Given exercise: Give a verbatim copy of the lines below, minus the pictures.

===== Dataset records =====

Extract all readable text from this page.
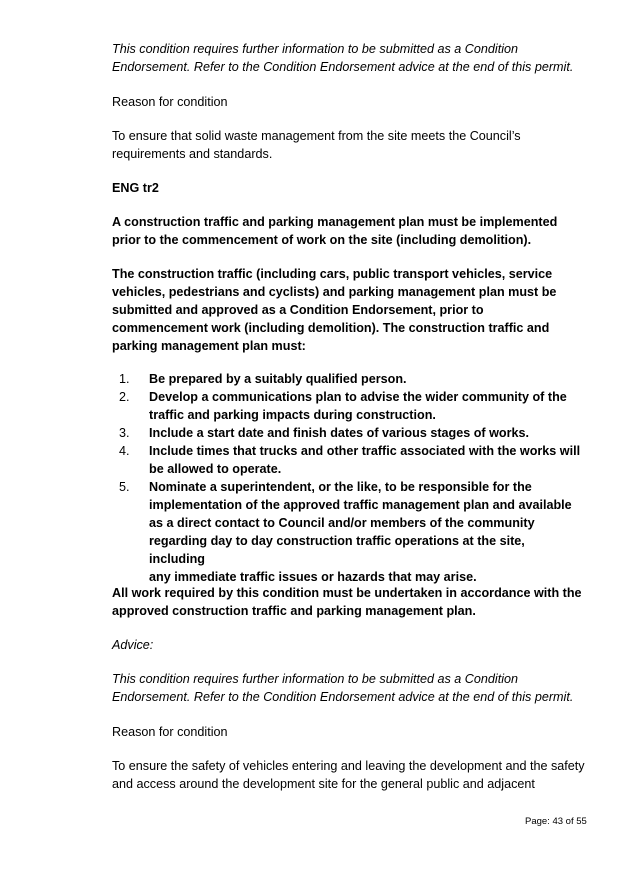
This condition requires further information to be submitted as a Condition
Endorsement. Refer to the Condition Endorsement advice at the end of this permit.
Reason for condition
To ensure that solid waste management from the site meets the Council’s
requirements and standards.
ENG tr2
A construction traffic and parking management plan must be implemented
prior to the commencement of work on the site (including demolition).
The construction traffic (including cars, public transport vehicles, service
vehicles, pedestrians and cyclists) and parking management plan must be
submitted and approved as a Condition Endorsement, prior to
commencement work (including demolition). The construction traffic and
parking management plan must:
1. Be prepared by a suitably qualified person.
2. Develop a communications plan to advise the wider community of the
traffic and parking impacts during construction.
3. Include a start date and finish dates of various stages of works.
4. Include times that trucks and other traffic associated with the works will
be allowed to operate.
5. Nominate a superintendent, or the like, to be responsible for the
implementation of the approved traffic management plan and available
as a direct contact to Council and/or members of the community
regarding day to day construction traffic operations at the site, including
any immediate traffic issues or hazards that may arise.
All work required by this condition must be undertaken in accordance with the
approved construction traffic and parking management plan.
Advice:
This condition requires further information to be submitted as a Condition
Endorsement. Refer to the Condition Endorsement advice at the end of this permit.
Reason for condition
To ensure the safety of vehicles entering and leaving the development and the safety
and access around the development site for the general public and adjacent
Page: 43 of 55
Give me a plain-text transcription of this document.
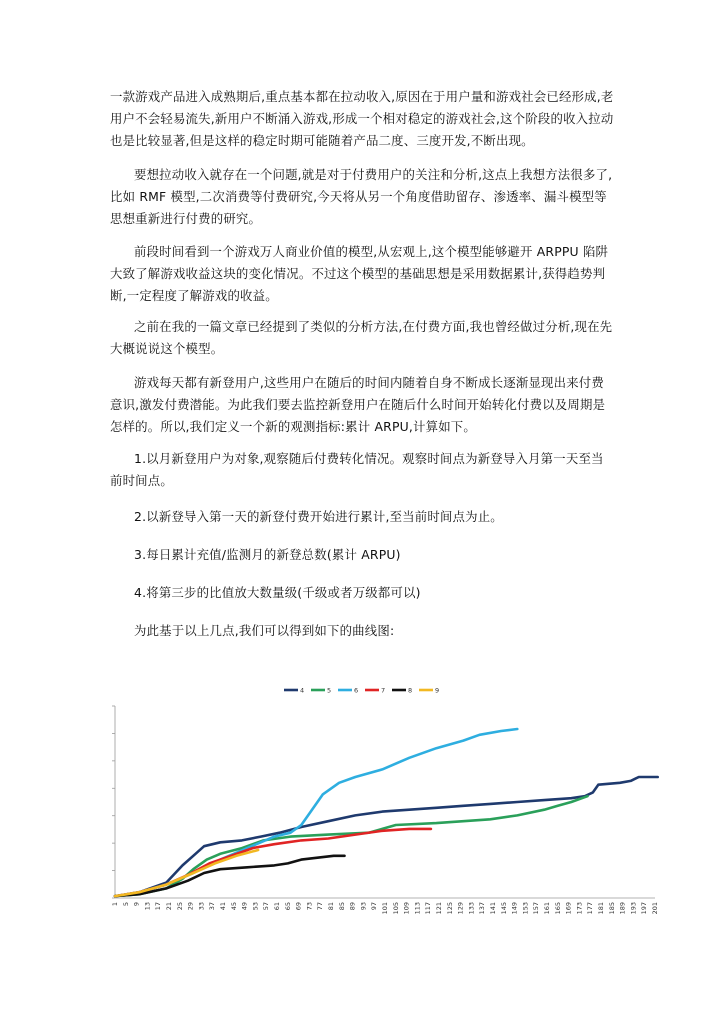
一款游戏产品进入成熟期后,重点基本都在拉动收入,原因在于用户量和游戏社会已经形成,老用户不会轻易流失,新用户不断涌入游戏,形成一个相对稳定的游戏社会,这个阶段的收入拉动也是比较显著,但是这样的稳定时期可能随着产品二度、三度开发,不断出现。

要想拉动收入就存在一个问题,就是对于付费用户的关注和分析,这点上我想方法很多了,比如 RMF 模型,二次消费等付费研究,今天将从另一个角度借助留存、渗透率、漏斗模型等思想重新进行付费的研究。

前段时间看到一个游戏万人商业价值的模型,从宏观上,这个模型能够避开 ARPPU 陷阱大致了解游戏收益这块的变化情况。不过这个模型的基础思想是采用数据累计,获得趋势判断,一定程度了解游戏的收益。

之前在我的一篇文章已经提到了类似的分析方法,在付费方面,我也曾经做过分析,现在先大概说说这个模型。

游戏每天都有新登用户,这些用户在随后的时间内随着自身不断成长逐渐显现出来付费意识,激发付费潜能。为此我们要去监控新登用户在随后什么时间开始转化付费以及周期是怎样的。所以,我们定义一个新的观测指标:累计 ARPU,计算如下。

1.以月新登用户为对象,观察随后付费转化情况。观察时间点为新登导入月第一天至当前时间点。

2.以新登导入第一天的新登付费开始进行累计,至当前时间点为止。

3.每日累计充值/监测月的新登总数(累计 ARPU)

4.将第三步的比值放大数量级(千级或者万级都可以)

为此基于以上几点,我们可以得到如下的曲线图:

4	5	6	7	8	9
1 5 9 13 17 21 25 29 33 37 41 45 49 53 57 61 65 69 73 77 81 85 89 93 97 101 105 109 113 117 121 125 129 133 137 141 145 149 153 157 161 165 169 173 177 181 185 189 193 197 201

=====

Solution for this problem:
Extract all readable text from this page.
This condition requires further information to be submitted as a Condition
Endorsement. Refer to the Condition Endorsement advice at the end of this permit.
Reason for condition
To ensure that solid waste management from the site meets the Council’s
requirements and standards.
ENG tr2
A construction traffic and parking management plan must be implemented
prior to the commencement of work on the site (including demolition).
The construction traffic (including cars, public transport vehicles, service
vehicles, pedestrians and cyclists) and parking management plan must be
submitted and approved as a Condition Endorsement, prior to
commencement work (including demolition). The construction traffic and
parking management plan must:
1. Be prepared by a suitably qualified person.
2. Develop a communications plan to advise the wider community of the
traffic and parking impacts during construction.
3. Include a start date and finish dates of various stages of works.
4. Include times that trucks and other traffic associated with the works will
be allowed to operate.
5. Nominate a superintendent, or the like, to be responsible for the
implementation of the approved traffic management plan and available
as a direct contact to Council and/or members of the community
regarding day to day construction traffic operations at the site, including
any immediate traffic issues or hazards that may arise.
All work required by this condition must be undertaken in accordance with the
approved construction traffic and parking management plan.
Advice:
This condition requires further information to be submitted as a Condition
Endorsement. Refer to the Condition Endorsement advice at the end of this permit.
Reason for condition
To ensure the safety of vehicles entering and leaving the development and the safety
and access around the development site for the general public and adjacent
Page: 43 of 55
Give me a plain-text transcription of this document.
一款游戏产品进入成熟期后,重点基本都在拉动收入,原因在于用户量和游戏社会已经形成,老用户不会轻易流失,新用户不断涌入游戏,形成一个相对稳定的游戏社会,这个阶段的收入拉动也是比较显著,但是这样的稳定时期可能随着产品二度、三度开发,不断出现。

要想拉动收入就存在一个问题,就是对于付费用户的关注和分析,这点上我想方法很多了,比如 RMF 模型,二次消费等付费研究,今天将从另一个角度借助留存、渗透率、漏斗模型等思想重新进行付费的研究。

前段时间看到一个游戏万人商业价值的模型,从宏观上,这个模型能够避开 ARPPU 陷阱大致了解游戏收益这块的变化情况。不过这个模型的基础思想是采用数据累计,获得趋势判断,一定程度了解游戏的收益。

之前在我的一篇文章已经提到了类似的分析方法,在付费方面,我也曾经做过分析,现在先大概说说这个模型。

游戏每天都有新登用户,这些用户在随后的时间内随着自身不断成长逐渐显现出来付费意识,激发付费潜能。为此我们要去监控新登用户在随后什么时间开始转化付费以及周期是怎样的。所以,我们定义一个新的观测指标:累计 ARPU,计算如下。

1.以月新登用户为对象,观察随后付费转化情况。观察时间点为新登导入月第一天至当前时间点。

2.以新登导入第一天的新登付费开始进行累计,至当前时间点为止。

3.每日累计充值/监测月的新登总数(累计 ARPU)

4.将第三步的比值放大数量级(千级或者万级都可以)

为此基于以上几点,我们可以得到如下的曲线图:

4	5	6	7	8	9
1 5 9 13 17 21 25 29 33 37 41 45 49 53 57 61 65 69 73 77 81 85 89 93 97 101 105 109 113 117 121 125 129 133 137 141 145 149 153 157 161 165 169 173 177 181 185 189 193 197 201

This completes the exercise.